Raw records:

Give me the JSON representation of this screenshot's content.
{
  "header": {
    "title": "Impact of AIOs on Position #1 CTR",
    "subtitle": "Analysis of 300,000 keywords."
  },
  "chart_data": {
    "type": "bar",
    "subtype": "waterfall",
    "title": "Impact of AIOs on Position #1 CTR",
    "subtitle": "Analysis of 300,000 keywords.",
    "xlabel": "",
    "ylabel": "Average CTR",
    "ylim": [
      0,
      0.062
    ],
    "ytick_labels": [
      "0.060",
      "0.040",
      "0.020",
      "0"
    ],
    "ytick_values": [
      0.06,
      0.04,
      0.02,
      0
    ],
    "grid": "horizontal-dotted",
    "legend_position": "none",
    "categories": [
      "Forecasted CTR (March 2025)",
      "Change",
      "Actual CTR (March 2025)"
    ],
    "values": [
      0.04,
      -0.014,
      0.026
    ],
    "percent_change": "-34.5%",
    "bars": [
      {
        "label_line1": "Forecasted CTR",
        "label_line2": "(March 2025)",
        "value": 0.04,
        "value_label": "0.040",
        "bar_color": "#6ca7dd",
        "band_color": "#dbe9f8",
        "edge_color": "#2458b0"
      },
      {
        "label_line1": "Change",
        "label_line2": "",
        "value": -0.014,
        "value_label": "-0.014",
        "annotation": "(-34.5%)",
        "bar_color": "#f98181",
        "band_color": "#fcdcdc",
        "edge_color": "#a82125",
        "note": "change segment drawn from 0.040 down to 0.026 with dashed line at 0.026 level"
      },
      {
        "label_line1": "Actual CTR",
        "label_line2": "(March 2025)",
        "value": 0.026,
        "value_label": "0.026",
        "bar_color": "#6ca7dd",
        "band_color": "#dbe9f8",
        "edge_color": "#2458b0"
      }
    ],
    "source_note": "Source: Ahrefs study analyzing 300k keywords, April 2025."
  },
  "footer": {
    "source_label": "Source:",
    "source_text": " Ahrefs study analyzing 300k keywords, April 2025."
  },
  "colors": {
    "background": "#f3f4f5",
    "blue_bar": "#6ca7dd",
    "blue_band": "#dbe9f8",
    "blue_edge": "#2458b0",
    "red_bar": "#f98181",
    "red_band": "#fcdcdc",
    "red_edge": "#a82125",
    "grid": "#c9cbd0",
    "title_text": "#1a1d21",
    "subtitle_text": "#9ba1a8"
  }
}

[Given exercise] Give only the number of lines in the data that hold the string "Ahrefs".

[Final result] 2